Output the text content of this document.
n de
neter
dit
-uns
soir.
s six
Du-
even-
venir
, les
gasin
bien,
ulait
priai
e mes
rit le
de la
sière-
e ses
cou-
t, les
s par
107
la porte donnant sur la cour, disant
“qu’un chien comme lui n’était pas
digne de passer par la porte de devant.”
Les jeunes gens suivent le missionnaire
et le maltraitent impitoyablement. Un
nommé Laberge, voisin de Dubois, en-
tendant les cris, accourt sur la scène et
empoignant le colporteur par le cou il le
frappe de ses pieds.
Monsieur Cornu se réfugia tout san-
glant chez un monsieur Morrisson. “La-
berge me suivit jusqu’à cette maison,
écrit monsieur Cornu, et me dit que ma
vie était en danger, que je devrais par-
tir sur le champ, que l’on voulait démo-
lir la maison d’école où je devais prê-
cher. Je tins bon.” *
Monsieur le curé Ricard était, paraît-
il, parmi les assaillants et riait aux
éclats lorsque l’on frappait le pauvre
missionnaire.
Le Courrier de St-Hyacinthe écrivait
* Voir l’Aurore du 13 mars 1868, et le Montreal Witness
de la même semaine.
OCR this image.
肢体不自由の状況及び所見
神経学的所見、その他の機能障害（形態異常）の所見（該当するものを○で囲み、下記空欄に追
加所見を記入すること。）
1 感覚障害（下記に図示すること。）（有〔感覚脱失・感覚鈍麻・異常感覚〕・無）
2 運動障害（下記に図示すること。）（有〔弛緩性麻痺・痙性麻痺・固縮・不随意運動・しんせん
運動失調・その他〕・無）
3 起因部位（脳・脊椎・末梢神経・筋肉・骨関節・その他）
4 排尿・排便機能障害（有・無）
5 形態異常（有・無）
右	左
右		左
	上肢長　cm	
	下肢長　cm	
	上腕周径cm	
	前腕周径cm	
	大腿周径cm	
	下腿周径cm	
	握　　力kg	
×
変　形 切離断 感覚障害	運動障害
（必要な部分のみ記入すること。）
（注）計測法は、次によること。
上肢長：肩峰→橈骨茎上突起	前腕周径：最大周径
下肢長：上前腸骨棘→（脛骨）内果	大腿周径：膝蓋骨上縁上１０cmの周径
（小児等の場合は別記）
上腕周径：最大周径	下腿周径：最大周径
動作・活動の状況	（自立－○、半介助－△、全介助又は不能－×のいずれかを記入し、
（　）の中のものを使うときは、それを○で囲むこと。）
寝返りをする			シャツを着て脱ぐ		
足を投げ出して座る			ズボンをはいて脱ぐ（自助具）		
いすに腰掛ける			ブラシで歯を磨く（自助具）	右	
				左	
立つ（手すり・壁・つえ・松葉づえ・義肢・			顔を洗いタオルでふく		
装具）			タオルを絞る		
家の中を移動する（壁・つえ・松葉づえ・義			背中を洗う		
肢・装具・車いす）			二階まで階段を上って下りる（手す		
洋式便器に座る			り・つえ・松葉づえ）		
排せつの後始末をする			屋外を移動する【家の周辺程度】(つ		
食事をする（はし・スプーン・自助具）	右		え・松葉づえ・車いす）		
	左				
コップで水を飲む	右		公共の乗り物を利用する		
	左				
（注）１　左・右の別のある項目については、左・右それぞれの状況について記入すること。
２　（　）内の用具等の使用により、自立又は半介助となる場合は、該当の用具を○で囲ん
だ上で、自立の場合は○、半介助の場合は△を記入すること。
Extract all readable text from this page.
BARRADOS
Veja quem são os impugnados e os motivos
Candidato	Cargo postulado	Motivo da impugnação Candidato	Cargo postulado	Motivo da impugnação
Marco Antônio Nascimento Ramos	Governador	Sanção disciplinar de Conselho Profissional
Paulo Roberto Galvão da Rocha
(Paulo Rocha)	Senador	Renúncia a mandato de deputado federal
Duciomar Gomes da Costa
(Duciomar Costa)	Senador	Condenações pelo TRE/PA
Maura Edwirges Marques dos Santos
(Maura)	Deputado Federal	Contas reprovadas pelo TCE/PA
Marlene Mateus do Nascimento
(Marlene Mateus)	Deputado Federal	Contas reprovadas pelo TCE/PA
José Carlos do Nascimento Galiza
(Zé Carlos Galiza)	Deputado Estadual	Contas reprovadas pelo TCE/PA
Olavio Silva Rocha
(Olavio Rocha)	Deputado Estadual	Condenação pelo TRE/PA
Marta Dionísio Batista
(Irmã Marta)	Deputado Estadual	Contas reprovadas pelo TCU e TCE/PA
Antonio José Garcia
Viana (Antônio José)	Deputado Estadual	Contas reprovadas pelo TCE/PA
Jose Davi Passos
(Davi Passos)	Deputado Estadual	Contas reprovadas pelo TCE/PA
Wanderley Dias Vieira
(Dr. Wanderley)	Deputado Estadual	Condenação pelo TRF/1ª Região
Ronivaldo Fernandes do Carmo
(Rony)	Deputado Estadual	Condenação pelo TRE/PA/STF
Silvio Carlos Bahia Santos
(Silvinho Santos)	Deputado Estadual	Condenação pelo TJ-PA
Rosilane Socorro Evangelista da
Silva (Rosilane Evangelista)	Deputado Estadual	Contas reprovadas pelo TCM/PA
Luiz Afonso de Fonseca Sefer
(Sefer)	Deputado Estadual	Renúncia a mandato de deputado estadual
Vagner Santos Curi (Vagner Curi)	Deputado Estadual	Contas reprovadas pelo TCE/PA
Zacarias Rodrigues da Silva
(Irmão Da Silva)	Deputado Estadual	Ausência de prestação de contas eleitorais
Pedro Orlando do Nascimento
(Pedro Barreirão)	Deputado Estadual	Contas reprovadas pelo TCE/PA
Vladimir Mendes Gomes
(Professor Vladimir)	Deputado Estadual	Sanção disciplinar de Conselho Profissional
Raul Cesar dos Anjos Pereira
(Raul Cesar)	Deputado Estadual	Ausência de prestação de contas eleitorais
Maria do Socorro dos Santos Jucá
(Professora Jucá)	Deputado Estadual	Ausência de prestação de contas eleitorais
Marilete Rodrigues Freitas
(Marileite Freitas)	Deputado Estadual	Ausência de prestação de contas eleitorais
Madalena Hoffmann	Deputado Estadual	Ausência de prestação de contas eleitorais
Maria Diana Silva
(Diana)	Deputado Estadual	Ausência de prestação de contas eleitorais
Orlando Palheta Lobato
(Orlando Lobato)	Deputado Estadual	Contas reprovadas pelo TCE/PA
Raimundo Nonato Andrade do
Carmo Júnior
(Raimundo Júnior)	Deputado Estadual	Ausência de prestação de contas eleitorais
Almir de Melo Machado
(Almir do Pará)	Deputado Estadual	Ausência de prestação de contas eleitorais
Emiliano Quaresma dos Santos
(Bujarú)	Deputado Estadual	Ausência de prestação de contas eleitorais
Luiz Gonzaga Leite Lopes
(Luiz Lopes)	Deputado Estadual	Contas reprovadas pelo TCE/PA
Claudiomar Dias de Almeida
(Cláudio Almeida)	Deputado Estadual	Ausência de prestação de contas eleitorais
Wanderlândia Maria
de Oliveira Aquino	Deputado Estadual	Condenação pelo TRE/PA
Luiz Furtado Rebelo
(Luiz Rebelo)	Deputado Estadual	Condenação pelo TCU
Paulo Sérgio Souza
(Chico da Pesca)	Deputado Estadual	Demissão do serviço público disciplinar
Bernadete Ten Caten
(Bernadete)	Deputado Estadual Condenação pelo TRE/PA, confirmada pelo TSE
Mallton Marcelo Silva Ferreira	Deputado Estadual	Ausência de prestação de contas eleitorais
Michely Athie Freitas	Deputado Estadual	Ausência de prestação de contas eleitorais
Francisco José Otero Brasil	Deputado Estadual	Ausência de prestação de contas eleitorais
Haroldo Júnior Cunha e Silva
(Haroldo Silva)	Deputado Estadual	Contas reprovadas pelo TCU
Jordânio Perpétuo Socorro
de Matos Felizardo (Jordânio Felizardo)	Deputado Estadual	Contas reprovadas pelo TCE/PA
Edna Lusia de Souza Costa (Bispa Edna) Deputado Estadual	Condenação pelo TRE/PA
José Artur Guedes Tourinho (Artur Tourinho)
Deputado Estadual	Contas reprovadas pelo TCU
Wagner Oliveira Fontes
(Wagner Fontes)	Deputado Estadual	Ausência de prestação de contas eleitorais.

★ ★ ★ ★

Instructions to follow
Locate the lines above that hold the word "Freitas". Show every one of them.

Output for this exercise
Marilete Rodrigues Freitas
(Marileite Freitas)	Deputado Estadual	Ausência de prestação de contas eleitorais
Michely Athie Freitas	Deputado Estadual	Ausência de prestação de contas eleitorais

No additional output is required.